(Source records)
** start **
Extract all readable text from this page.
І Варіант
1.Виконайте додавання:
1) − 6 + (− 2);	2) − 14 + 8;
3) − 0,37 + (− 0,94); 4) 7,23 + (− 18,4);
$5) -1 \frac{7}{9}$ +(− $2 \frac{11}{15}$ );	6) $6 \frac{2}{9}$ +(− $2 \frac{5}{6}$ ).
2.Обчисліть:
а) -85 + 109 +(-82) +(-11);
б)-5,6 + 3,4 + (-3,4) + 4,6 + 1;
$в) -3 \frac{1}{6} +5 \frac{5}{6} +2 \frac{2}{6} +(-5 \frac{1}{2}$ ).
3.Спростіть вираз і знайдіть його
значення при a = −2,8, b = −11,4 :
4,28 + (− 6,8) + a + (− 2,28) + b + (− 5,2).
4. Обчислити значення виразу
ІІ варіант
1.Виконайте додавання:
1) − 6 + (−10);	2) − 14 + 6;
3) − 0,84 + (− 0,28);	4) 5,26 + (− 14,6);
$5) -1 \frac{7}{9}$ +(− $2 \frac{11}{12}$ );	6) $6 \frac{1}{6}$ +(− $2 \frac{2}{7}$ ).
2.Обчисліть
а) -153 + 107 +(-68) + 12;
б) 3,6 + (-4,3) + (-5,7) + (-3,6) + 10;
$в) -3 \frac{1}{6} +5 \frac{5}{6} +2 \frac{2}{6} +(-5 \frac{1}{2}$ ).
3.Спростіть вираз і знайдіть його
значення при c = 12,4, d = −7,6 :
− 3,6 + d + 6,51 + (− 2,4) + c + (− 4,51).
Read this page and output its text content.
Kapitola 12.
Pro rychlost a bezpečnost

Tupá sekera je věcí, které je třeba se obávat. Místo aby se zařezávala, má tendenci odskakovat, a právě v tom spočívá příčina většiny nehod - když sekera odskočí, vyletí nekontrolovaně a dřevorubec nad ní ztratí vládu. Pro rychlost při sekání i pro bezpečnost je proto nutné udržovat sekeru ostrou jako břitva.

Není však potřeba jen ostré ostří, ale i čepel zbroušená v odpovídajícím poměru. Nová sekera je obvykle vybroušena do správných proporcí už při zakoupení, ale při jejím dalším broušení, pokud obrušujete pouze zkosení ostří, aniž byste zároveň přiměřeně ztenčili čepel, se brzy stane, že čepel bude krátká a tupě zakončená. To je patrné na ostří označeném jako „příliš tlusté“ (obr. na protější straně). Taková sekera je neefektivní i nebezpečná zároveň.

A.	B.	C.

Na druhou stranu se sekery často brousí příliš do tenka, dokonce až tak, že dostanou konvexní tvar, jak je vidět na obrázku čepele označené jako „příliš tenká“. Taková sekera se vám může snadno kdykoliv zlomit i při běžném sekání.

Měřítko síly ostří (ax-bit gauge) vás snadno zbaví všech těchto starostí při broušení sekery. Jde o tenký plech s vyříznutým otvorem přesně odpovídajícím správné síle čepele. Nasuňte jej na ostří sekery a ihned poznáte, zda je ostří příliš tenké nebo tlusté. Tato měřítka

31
** end **
From the records above, extract every line exactly as it stands.

Extract all readable text from this page.
І Варіант
1.Виконайте додавання:
1) − 6 + (− 2);	2) − 14 + 8;
3) − 0,37 + (− 0,94); 4) 7,23 + (− 18,4);
$5) -1 \frac{7}{9}$ +(− $2 \frac{11}{15}$ );	6) $6 \frac{2}{9}$ +(− $2 \frac{5}{6}$ ).
2.Обчисліть:
а) -85 + 109 +(-82) +(-11);
б)-5,6 + 3,4 + (-3,4) + 4,6 + 1;
$в) -3 \frac{1}{6} +5 \frac{5}{6} +2 \frac{2}{6} +(-5 \frac{1}{2}$ ).
3.Спростіть вираз і знайдіть його
значення при a = −2,8, b = −11,4 :
4,28 + (− 6,8) + a + (− 2,28) + b + (− 5,2).
4. Обчислити значення виразу
ІІ варіант
1.Виконайте додавання:
1) − 6 + (−10);	2) − 14 + 6;
3) − 0,84 + (− 0,28);	4) 5,26 + (− 14,6);
$5) -1 \frac{7}{9}$ +(− $2 \frac{11}{12}$ );	6) $6 \frac{1}{6}$ +(− $2 \frac{2}{7}$ ).
2.Обчисліть
а) -153 + 107 +(-68) + 12;
б) 3,6 + (-4,3) + (-5,7) + (-3,6) + 10;
$в) -3 \frac{1}{6} +5 \frac{5}{6} +2 \frac{2}{6} +(-5 \frac{1}{2}$ ).
3.Спростіть вираз і знайдіть його
значення при c = 12,4, d = −7,6 :
− 3,6 + d + 6,51 + (− 2,4) + c + (− 4,51).
Read this page and output its text content.
Kapitola 12.
Pro rychlost a bezpečnost

Tupá sekera je věcí, které je třeba se obávat. Místo aby se zařezávala, má tendenci odskakovat, a právě v tom spočívá příčina většiny nehod - když sekera odskočí, vyletí nekontrolovaně a dřevorubec nad ní ztratí vládu. Pro rychlost při sekání i pro bezpečnost je proto nutné udržovat sekeru ostrou jako břitva.

Není však potřeba jen ostré ostří, ale i čepel zbroušená v odpovídajícím poměru. Nová sekera je obvykle vybroušena do správných proporcí už při zakoupení, ale při jejím dalším broušení, pokud obrušujete pouze zkosení ostří, aniž byste zároveň přiměřeně ztenčili čepel, se brzy stane, že čepel bude krátká a tupě zakončená. To je patrné na ostří označeném jako „příliš tlusté“ (obr. na protější straně). Taková sekera je neefektivní i nebezpečná zároveň.

A.	B.	C.

Na druhou stranu se sekery často brousí příliš do tenka, dokonce až tak, že dostanou konvexní tvar, jak je vidět na obrázku čepele označené jako „příliš tenká“. Taková sekera se vám může snadno kdykoliv zlomit i při běžném sekání.

Měřítko síly ostří (ax-bit gauge) vás snadno zbaví všech těchto starostí při broušení sekery. Jde o tenký plech s vyříznutým otvorem přesně odpovídajícím správné síle čepele. Nasuňte jej na ostří sekery a ihned poznáte, zda je ostří příliš tenké nebo tlusté. Tato měřítka

31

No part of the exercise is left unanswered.